## START Information supplied

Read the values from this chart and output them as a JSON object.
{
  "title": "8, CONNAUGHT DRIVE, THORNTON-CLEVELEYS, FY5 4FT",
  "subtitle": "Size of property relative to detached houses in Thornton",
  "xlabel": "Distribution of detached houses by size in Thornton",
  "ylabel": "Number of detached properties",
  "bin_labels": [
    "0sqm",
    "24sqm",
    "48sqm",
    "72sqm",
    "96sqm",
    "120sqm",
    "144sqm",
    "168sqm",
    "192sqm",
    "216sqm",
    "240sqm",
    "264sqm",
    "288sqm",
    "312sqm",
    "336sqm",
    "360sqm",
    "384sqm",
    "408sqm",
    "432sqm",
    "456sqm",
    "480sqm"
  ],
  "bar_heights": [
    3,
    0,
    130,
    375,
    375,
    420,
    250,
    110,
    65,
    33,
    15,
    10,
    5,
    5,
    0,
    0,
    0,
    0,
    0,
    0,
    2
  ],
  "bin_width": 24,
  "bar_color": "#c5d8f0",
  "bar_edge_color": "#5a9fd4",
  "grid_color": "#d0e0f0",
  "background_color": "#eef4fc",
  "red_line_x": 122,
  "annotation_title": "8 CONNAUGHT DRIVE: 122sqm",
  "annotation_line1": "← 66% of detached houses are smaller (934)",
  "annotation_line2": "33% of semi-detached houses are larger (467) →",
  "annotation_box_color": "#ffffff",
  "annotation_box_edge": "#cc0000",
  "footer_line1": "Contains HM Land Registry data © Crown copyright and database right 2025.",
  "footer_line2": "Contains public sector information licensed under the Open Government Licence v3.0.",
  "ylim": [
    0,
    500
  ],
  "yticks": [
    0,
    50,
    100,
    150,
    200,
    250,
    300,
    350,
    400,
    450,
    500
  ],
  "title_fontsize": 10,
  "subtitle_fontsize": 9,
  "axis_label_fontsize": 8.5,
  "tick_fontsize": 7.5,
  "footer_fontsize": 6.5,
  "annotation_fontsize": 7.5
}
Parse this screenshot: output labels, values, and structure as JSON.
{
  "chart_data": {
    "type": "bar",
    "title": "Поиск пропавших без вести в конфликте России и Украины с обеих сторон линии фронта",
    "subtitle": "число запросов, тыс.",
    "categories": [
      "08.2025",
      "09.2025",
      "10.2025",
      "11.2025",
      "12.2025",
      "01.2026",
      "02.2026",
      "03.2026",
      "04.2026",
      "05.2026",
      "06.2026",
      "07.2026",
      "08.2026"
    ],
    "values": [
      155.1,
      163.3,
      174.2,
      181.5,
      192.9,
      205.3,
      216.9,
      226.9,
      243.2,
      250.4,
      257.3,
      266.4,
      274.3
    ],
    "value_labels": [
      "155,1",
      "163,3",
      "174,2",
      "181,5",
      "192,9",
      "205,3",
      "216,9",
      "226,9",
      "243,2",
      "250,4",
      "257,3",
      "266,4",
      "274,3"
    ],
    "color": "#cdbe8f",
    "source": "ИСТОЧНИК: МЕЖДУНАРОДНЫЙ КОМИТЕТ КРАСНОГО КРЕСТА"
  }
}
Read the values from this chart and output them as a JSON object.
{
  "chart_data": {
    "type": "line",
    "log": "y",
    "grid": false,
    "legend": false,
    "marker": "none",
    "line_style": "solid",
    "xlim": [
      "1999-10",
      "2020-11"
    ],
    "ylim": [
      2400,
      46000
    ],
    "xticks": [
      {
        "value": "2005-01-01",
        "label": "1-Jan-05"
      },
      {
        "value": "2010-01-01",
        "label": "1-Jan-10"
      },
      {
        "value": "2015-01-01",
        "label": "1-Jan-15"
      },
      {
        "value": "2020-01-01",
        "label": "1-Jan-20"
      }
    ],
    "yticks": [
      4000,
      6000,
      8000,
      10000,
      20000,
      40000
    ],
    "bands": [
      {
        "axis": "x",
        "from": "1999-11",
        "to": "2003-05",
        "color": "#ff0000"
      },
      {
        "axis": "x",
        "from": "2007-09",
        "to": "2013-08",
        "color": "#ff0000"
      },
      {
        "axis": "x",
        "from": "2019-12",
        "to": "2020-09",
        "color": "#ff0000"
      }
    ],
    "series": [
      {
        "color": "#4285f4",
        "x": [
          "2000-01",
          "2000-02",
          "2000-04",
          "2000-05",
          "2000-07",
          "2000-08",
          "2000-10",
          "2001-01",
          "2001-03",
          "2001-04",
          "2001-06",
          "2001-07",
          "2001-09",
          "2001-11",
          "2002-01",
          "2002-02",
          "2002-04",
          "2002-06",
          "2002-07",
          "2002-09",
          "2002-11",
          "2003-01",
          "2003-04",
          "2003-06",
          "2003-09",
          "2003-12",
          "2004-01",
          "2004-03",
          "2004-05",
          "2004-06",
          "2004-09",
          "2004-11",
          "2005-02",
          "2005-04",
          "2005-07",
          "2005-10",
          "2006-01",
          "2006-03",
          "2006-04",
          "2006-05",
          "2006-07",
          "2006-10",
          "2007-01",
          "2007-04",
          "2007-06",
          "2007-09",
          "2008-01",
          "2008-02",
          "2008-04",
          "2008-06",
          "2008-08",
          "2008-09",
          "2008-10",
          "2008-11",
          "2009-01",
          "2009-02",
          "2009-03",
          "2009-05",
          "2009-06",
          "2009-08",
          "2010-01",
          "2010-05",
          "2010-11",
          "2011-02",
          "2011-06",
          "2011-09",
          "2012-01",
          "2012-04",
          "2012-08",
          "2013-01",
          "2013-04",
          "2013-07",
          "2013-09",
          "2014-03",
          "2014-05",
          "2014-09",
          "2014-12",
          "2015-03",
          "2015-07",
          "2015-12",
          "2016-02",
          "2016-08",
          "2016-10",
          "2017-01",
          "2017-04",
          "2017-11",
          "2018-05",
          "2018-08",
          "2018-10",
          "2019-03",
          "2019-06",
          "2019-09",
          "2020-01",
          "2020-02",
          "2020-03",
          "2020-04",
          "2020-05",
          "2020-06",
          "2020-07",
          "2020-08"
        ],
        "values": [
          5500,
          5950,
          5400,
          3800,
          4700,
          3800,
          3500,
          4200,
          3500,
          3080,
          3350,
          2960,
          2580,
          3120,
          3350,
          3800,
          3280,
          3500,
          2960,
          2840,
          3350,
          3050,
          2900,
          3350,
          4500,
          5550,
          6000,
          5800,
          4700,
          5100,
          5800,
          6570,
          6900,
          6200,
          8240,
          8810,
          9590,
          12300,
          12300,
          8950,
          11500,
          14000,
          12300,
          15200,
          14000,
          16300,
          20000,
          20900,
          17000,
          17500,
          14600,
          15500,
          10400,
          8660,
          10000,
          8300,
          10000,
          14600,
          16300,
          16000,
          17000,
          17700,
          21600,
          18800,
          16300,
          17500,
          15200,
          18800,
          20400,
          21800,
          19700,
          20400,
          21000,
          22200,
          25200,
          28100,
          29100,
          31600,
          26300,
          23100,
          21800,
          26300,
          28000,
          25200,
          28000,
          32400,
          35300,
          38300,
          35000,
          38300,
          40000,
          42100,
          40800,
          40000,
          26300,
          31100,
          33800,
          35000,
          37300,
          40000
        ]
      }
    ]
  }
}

## END Information supplied

Stated task:
Filter the data for the string "DRIVE" and copy every line that has it.

Right answer:
  "title": "8, CONNAUGHT DRIVE, THORNTON-CLEVELEYS, FY5 4FT",
  "annotation_title": "8 CONNAUGHT DRIVE: 122sqm",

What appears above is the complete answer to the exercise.